Provided material:
▼▼▼

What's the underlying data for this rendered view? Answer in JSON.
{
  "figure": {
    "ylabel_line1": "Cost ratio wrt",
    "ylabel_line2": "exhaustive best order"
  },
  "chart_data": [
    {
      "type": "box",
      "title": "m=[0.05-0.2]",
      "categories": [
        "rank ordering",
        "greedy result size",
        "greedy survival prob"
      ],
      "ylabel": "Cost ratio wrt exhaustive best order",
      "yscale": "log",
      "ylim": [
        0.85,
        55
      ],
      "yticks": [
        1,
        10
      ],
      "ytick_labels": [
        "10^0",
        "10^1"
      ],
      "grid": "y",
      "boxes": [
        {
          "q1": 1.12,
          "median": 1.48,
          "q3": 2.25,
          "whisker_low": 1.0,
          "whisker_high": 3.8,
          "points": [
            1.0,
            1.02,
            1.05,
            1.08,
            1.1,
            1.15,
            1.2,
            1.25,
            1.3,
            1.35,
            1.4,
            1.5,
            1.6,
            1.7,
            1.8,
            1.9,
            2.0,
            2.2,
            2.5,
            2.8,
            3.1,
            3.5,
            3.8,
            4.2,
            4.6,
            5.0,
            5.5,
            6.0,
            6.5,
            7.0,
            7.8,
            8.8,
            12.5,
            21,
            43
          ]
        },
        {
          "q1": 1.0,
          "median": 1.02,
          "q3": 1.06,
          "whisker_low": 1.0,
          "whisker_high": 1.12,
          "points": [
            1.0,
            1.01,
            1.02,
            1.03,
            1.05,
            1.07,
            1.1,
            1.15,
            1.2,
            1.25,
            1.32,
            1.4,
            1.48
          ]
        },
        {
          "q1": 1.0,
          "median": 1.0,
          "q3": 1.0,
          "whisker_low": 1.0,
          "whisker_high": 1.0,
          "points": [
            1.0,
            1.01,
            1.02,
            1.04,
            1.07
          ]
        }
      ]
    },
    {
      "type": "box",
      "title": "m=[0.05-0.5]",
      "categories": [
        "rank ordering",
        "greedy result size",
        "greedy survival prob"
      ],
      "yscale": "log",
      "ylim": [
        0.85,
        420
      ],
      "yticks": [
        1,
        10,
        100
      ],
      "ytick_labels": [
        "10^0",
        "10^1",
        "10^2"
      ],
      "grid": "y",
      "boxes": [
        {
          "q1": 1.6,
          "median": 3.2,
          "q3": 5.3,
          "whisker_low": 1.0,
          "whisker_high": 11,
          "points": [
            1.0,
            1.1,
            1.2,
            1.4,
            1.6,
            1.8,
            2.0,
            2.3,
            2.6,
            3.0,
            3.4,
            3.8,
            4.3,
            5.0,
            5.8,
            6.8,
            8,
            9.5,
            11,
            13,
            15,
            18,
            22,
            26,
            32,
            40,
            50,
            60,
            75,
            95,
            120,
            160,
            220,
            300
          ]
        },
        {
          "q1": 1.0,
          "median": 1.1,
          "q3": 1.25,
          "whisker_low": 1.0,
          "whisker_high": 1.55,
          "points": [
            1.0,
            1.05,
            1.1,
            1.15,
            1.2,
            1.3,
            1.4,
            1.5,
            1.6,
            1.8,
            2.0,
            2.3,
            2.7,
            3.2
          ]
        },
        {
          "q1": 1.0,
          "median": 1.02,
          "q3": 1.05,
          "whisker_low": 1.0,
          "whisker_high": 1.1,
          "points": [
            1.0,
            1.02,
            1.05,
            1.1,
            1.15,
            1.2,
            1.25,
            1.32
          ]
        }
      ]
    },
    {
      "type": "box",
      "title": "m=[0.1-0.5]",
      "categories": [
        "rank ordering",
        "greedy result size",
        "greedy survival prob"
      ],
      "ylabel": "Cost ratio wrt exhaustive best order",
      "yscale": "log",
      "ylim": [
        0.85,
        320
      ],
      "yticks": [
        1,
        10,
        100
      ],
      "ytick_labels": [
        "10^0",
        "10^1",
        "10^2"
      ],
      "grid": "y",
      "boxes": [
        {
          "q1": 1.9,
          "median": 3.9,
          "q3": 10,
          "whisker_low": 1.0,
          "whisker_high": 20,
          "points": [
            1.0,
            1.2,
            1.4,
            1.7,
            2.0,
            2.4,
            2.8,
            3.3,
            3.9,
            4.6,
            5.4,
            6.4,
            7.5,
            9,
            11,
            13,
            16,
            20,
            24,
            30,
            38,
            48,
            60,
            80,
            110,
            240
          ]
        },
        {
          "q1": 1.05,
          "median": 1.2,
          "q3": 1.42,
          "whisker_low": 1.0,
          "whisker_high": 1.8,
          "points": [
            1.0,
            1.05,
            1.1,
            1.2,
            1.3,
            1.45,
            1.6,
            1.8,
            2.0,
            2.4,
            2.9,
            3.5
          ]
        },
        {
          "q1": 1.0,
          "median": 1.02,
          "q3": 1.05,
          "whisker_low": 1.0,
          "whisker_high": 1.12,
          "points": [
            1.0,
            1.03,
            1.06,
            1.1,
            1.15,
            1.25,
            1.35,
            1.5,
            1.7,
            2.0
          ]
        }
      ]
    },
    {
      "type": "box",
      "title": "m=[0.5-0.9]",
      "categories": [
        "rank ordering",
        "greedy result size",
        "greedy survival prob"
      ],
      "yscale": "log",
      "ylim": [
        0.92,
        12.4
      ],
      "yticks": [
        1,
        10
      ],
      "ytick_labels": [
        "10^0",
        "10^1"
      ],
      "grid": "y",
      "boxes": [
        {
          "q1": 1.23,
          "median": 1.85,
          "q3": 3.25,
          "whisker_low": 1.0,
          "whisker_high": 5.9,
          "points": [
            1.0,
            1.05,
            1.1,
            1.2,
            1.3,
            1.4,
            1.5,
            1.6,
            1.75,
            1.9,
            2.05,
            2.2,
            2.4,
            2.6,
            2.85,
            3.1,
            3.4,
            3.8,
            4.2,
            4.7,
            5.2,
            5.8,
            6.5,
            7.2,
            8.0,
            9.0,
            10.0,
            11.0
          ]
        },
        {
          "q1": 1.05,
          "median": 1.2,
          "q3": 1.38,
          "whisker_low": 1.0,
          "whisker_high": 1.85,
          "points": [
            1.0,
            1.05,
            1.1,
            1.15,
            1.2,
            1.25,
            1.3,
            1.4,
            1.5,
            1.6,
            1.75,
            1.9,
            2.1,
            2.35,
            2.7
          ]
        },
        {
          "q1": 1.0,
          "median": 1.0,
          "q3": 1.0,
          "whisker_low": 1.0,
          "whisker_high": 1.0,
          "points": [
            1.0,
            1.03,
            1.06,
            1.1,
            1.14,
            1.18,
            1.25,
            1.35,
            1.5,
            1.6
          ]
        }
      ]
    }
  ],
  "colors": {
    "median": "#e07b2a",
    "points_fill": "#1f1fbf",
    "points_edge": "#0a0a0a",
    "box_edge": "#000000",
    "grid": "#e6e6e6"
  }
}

▲▲▲

Whichever lines contain the string "title", select and copy them.

Full solution:
      "title": "m=[0.05-0.2]",
      "title": "m=[0.05-0.5]",
      "title": "m=[0.1-0.5]",
      "title": "m=[0.5-0.9]",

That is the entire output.